-- Exercise materials start --

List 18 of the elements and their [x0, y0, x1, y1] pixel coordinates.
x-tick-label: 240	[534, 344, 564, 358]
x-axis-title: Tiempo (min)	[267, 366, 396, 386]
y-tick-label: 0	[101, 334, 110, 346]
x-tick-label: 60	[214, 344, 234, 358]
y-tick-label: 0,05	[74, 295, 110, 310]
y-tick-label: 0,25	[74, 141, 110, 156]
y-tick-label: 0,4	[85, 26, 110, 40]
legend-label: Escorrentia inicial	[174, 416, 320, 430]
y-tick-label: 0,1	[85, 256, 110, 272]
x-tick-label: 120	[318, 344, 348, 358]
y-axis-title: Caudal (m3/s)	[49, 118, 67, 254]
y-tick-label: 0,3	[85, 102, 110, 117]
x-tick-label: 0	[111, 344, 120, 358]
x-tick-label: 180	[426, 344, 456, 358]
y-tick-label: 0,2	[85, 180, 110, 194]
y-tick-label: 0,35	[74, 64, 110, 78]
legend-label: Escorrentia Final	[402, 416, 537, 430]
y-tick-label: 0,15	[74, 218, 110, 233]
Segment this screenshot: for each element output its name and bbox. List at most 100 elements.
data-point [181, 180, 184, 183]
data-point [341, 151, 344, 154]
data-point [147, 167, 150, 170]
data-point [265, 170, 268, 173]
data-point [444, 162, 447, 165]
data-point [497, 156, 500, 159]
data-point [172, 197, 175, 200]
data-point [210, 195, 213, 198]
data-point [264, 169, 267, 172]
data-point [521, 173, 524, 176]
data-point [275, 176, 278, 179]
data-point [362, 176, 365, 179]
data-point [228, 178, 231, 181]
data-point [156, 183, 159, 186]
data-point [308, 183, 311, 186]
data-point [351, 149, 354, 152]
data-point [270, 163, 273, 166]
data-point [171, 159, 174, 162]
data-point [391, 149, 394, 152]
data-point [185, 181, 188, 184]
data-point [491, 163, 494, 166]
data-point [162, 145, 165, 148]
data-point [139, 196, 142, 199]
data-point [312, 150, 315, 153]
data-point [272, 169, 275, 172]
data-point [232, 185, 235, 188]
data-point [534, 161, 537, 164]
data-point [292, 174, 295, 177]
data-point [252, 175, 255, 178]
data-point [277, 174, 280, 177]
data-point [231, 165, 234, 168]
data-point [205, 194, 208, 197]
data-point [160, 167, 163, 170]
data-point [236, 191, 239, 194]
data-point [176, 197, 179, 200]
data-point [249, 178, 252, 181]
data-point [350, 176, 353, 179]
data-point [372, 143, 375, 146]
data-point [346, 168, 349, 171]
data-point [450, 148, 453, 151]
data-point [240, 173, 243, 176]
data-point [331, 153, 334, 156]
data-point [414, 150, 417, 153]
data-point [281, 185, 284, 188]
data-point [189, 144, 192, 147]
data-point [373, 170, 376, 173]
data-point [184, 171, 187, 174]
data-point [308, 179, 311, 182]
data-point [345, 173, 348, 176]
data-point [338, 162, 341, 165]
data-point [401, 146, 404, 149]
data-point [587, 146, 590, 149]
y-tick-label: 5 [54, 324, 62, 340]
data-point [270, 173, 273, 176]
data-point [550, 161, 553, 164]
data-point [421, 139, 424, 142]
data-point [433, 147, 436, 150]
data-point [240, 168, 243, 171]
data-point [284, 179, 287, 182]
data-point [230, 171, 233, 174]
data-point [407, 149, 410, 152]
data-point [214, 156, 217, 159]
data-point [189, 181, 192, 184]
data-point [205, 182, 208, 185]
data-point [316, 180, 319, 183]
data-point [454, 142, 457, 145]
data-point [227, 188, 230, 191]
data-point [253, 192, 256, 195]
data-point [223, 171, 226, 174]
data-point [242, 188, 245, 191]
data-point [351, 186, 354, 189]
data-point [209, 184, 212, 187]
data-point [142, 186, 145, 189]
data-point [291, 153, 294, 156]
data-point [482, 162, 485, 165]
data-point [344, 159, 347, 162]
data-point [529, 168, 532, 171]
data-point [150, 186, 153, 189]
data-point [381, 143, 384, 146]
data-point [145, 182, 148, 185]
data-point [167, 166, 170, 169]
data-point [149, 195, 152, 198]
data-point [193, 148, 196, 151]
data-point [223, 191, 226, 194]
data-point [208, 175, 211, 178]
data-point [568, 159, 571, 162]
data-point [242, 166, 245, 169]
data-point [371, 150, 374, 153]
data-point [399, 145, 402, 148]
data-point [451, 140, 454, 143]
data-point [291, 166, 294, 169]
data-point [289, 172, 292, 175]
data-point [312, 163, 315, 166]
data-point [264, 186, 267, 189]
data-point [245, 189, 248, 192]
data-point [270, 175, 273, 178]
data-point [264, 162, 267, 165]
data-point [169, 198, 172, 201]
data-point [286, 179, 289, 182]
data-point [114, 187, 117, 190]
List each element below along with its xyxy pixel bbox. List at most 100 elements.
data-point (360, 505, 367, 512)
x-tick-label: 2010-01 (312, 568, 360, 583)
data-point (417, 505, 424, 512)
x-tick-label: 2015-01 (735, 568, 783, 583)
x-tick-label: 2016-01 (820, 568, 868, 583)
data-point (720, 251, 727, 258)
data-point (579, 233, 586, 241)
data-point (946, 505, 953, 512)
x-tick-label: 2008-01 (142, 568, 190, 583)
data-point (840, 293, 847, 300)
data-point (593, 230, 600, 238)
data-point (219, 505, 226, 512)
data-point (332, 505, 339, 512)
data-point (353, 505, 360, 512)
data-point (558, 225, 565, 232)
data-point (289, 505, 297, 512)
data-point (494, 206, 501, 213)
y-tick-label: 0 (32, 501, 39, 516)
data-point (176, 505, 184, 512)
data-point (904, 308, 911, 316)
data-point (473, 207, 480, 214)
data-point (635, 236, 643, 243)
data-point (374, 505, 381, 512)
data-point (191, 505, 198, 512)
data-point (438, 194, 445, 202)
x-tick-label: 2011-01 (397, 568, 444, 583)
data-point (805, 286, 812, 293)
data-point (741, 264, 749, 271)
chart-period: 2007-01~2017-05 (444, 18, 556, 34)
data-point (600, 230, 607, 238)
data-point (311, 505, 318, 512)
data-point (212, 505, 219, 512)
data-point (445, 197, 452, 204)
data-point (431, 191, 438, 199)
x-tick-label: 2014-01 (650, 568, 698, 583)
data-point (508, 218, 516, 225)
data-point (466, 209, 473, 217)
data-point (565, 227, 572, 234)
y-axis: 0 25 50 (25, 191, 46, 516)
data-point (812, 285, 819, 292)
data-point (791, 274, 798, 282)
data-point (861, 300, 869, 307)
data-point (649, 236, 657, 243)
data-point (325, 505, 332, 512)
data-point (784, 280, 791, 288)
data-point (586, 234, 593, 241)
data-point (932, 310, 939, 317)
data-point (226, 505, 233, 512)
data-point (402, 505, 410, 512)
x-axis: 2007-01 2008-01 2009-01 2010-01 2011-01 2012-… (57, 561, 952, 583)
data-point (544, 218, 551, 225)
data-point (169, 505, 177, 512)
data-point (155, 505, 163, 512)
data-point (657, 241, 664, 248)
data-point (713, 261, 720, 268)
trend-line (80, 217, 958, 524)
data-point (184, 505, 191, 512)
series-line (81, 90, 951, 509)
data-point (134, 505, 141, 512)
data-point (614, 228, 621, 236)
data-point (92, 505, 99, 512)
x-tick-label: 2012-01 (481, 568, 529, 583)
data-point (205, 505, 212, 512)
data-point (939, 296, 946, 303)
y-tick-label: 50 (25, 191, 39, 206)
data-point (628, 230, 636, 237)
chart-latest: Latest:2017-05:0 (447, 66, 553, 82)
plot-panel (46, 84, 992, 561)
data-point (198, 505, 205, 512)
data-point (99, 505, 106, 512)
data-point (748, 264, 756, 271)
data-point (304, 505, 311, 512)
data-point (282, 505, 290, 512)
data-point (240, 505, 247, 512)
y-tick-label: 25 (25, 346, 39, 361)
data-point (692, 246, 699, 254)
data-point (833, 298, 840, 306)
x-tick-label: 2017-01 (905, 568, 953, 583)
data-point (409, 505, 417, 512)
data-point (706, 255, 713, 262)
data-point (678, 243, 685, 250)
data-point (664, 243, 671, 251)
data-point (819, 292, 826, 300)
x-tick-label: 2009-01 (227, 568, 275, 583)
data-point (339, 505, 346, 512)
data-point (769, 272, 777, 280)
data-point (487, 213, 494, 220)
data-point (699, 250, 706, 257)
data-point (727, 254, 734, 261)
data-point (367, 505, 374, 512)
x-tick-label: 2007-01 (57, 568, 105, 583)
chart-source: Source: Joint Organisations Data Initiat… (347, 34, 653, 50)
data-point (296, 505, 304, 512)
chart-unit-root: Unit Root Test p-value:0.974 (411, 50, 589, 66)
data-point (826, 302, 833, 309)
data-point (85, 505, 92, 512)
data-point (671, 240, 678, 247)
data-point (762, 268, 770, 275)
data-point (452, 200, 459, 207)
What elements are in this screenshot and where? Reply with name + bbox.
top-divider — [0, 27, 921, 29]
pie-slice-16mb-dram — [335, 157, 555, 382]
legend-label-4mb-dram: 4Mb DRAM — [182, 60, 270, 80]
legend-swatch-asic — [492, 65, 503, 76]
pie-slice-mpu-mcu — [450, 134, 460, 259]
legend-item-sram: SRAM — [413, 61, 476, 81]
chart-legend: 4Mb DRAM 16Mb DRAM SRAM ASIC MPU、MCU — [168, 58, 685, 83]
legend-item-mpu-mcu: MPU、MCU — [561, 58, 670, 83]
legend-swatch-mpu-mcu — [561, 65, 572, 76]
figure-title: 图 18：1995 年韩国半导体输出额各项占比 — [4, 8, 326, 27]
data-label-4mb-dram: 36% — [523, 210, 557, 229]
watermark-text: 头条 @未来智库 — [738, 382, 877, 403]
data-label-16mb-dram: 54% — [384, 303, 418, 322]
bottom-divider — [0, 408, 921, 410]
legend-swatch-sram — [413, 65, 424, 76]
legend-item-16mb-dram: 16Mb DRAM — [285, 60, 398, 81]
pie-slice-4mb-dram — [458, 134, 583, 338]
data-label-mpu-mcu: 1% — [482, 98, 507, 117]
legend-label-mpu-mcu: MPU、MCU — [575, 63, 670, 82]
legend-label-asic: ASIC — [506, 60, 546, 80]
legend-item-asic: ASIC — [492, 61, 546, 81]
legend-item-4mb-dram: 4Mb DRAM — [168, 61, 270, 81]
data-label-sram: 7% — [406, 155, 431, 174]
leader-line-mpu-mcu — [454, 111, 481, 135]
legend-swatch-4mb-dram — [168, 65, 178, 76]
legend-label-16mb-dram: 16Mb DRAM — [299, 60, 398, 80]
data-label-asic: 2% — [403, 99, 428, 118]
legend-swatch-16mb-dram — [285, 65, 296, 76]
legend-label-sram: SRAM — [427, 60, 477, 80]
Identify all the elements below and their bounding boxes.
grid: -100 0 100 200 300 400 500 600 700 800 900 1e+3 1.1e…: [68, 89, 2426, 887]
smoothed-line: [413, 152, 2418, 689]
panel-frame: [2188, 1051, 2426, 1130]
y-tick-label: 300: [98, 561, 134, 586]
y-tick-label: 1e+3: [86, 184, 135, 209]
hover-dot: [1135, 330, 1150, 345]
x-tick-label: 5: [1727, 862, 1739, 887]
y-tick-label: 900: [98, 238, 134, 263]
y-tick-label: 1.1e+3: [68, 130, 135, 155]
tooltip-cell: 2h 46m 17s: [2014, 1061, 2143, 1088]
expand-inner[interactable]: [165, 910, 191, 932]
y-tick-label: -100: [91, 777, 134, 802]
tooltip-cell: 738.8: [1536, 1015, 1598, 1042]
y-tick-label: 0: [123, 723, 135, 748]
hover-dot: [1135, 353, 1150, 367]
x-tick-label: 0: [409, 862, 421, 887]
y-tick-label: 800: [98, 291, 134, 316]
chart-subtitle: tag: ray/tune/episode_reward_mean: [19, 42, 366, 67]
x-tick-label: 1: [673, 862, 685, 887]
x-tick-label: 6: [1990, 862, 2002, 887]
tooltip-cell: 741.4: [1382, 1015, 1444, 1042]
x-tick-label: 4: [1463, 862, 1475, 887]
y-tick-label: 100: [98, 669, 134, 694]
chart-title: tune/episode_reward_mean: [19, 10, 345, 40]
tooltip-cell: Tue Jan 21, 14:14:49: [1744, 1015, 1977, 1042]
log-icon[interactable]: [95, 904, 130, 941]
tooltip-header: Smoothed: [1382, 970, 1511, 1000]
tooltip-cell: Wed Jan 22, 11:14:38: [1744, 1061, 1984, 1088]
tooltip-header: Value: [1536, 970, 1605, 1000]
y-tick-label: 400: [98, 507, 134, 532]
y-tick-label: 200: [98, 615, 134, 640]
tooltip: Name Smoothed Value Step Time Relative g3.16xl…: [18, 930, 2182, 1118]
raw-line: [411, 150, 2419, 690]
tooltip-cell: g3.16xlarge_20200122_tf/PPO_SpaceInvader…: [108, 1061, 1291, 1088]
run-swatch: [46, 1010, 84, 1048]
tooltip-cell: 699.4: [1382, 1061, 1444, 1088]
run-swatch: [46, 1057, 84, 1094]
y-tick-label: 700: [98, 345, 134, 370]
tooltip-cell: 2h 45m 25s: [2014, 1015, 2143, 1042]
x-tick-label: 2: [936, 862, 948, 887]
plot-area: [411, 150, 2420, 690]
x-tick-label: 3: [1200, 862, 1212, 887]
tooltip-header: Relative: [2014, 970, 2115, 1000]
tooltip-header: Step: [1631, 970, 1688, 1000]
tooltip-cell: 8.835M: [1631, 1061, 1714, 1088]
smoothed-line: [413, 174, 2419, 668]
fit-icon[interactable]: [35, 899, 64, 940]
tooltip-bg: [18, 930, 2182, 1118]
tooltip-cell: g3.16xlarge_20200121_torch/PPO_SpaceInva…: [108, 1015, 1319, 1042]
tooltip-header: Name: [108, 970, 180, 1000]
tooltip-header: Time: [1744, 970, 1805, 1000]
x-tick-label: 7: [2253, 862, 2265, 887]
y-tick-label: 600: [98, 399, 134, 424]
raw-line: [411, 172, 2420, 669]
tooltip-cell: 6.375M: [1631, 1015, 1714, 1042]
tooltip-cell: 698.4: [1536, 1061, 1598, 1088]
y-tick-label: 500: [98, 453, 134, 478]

-- Exercise materials end --

• _Given request_: Which lines of the entries contain the string "Relative"? Copy each of them out in full, matching case exactly.

• _Solution to the exercise_:
tooltip: Name Smoothed Value Step Time Relative g3.16xl…: [18, 930, 2182, 1118]
tooltip-header: Relative: [2014, 970, 2115, 1000]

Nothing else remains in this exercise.